The request: Find and return each line containing "capitalist".

##### The records

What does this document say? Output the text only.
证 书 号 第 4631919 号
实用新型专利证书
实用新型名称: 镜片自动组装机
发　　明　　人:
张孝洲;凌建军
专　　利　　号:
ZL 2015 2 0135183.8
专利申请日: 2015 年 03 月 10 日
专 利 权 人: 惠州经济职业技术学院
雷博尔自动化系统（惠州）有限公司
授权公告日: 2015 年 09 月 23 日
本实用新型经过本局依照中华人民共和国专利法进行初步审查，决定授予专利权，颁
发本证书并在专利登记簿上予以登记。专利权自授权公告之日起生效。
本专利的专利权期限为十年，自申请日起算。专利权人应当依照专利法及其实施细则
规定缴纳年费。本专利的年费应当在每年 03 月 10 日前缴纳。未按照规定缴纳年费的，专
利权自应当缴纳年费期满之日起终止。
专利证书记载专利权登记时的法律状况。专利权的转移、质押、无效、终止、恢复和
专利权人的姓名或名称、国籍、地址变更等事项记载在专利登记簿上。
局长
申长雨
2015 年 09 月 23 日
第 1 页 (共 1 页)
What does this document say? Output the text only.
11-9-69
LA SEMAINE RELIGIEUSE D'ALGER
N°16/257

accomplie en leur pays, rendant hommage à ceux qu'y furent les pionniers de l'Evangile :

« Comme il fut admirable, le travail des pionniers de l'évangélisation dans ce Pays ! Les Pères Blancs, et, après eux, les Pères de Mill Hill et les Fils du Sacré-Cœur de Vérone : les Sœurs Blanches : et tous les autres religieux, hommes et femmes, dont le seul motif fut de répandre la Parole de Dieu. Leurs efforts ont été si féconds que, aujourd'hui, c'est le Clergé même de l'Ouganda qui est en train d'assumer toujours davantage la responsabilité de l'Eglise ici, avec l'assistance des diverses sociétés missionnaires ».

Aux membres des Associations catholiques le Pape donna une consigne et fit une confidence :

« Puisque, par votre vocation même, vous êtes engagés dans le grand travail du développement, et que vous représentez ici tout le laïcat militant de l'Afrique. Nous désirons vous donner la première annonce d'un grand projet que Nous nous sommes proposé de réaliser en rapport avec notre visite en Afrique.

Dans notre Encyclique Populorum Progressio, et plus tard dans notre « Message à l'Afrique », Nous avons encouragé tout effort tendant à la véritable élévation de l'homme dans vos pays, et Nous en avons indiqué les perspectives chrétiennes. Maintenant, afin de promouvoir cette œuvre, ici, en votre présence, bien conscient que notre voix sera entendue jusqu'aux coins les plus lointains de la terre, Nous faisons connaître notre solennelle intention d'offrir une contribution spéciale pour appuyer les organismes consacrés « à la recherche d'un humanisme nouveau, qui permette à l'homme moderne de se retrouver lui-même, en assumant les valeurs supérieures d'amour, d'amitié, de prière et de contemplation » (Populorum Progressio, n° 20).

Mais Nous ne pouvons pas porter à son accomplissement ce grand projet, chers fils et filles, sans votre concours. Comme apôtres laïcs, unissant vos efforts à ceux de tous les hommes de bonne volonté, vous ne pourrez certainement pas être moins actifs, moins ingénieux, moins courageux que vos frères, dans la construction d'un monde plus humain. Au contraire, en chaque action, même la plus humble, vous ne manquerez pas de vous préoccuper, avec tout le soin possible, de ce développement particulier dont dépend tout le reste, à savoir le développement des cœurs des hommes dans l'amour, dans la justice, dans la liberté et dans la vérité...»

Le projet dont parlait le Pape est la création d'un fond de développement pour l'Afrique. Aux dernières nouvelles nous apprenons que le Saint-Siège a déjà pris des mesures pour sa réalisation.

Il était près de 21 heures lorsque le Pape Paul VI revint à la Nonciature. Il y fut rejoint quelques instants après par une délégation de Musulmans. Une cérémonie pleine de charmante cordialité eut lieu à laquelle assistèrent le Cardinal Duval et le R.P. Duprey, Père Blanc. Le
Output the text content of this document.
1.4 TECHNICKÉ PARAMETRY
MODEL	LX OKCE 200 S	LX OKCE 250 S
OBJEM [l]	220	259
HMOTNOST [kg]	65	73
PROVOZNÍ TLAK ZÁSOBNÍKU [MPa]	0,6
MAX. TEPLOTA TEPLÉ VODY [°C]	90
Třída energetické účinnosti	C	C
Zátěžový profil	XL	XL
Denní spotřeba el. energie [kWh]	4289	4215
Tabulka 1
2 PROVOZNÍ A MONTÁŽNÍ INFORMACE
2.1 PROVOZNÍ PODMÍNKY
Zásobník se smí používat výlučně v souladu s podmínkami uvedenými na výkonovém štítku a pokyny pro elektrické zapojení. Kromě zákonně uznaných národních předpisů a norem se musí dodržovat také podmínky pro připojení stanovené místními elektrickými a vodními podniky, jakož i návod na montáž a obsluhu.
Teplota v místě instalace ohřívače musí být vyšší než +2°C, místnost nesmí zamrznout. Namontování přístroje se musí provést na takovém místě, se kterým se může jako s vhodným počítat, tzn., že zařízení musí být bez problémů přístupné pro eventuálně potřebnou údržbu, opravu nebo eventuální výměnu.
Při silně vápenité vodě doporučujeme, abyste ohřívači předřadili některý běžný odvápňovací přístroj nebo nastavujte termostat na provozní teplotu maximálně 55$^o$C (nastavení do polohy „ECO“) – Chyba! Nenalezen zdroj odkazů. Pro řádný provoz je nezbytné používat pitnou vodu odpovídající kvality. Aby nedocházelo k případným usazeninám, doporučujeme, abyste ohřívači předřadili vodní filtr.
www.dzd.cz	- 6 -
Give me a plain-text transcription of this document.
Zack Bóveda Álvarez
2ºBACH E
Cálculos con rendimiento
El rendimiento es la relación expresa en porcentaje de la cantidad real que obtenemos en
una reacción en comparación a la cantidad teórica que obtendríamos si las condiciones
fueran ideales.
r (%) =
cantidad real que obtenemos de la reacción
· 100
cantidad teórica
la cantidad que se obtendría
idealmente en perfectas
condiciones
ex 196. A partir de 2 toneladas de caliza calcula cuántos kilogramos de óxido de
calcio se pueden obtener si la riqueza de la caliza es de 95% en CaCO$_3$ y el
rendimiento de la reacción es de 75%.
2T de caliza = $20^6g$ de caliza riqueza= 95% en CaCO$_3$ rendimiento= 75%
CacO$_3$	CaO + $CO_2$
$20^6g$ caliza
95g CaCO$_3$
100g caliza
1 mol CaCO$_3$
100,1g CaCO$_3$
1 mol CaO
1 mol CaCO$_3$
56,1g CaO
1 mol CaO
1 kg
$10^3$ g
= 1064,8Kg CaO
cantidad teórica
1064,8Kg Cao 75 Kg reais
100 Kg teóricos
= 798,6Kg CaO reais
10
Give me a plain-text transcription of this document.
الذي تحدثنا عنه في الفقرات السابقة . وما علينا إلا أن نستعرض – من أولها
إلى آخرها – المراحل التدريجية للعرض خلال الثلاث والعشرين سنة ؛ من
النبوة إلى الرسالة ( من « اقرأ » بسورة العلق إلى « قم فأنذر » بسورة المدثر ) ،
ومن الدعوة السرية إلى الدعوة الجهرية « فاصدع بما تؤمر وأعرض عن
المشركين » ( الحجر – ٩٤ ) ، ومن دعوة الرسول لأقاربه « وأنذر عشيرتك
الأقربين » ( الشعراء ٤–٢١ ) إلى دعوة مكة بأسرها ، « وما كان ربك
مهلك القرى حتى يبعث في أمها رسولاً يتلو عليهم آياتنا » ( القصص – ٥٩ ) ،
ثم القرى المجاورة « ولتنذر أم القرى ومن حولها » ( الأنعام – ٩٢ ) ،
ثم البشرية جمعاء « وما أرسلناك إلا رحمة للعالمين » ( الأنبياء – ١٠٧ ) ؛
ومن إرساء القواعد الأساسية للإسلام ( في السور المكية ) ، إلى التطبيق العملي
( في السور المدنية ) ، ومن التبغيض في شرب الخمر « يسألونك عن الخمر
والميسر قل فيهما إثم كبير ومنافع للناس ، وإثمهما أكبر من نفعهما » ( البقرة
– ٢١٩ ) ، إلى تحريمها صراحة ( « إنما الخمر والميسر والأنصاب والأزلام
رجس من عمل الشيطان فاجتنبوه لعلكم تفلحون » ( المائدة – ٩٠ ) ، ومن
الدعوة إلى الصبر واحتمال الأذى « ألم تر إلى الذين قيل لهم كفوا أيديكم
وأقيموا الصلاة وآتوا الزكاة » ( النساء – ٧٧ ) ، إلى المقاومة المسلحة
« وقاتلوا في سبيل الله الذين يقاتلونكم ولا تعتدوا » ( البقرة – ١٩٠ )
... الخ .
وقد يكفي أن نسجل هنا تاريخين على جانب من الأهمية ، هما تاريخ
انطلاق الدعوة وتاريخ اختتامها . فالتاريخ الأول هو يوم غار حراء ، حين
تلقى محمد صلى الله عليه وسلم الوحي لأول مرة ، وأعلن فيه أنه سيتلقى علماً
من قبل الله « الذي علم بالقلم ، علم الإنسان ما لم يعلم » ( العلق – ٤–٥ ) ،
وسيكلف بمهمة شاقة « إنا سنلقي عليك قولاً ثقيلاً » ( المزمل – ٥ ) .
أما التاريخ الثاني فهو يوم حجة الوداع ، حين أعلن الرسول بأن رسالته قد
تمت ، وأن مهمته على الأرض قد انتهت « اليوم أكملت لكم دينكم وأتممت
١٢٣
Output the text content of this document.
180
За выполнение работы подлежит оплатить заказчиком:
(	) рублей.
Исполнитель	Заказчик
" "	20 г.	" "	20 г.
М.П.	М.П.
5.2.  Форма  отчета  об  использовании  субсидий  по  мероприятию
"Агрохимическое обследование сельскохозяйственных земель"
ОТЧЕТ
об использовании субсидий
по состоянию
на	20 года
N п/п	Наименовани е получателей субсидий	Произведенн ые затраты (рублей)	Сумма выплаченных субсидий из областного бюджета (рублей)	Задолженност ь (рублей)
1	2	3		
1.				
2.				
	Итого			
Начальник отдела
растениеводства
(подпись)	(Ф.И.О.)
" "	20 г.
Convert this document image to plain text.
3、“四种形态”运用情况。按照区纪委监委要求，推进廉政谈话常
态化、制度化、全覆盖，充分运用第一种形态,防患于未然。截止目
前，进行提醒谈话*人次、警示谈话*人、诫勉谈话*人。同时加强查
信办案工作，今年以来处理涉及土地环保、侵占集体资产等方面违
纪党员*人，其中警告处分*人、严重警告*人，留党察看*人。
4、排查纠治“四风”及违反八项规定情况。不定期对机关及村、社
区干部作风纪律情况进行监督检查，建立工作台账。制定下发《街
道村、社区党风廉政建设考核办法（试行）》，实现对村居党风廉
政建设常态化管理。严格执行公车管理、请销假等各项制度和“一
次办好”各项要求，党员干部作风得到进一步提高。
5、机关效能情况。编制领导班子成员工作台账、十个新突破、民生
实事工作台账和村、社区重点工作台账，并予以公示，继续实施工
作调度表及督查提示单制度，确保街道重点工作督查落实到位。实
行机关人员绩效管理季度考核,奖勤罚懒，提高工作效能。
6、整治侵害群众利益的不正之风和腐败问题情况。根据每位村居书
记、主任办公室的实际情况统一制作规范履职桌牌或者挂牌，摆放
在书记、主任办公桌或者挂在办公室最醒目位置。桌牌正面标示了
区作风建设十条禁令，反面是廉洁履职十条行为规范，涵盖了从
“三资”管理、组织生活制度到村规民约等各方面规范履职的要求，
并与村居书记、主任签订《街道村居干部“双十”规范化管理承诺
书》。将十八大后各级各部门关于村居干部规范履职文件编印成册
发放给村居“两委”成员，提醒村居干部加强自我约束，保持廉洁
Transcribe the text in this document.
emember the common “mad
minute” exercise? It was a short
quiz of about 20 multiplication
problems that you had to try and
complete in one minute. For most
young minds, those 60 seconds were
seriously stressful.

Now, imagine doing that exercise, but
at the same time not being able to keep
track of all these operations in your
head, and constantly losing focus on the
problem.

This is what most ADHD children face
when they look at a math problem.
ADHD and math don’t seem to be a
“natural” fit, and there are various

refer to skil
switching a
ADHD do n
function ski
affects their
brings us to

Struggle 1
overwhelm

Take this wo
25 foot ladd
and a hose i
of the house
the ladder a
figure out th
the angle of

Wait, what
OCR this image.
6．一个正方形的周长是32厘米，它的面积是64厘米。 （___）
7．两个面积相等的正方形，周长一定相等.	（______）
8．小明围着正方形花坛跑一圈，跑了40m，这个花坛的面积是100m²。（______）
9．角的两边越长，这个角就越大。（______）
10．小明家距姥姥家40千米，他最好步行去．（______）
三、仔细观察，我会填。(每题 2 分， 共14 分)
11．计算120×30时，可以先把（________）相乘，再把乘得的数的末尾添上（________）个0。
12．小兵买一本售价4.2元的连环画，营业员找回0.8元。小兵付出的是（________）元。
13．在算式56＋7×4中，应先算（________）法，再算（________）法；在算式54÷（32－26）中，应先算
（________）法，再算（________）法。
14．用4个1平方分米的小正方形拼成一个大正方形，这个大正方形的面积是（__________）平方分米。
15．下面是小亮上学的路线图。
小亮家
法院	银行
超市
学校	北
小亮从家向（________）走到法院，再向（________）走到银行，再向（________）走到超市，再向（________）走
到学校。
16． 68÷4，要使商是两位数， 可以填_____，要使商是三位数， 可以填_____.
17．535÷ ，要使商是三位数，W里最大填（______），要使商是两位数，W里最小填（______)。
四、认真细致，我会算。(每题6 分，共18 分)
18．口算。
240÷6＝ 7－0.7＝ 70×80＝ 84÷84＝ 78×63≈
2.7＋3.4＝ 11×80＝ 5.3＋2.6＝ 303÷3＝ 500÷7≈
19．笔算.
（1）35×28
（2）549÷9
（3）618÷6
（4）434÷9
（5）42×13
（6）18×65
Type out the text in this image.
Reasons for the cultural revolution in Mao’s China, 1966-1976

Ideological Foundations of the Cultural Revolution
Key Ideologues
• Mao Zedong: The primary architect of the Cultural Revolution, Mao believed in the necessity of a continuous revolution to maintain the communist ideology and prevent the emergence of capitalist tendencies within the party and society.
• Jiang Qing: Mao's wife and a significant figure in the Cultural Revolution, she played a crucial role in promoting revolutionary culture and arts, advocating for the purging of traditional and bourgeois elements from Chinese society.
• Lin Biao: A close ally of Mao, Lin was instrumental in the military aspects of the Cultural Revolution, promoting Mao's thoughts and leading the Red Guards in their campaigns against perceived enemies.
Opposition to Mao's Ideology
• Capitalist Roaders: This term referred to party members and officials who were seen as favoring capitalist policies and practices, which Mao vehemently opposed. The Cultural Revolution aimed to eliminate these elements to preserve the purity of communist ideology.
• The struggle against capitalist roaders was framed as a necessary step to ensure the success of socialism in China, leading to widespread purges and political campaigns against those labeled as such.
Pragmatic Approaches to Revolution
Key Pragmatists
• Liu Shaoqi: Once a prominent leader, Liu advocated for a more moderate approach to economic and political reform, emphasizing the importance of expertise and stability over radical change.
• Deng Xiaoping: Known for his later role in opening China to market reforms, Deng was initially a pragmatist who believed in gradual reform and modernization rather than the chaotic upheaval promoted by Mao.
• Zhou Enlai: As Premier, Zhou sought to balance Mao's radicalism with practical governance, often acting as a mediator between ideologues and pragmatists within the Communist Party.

##########

Result of the exercise:
• Mao Zedong: The primary architect of the Cultural Revolution, Mao believed in the necessity of a continuous revolution to maintain the communist ideology and prevent the emergence of capitalist tendencies within the party and society.
• Capitalist Roaders: This term referred to party members and officials who were seen as favoring capitalist policies and practices, which Mao vehemently opposed. The Cultural Revolution aimed to eliminate these elements to preserve the purity of communist ideology.
• The struggle against capitalist roaders was framed as a necessary step to ensure the success of socialism in China, leading to widespread purges and political campaigns against those labeled as such.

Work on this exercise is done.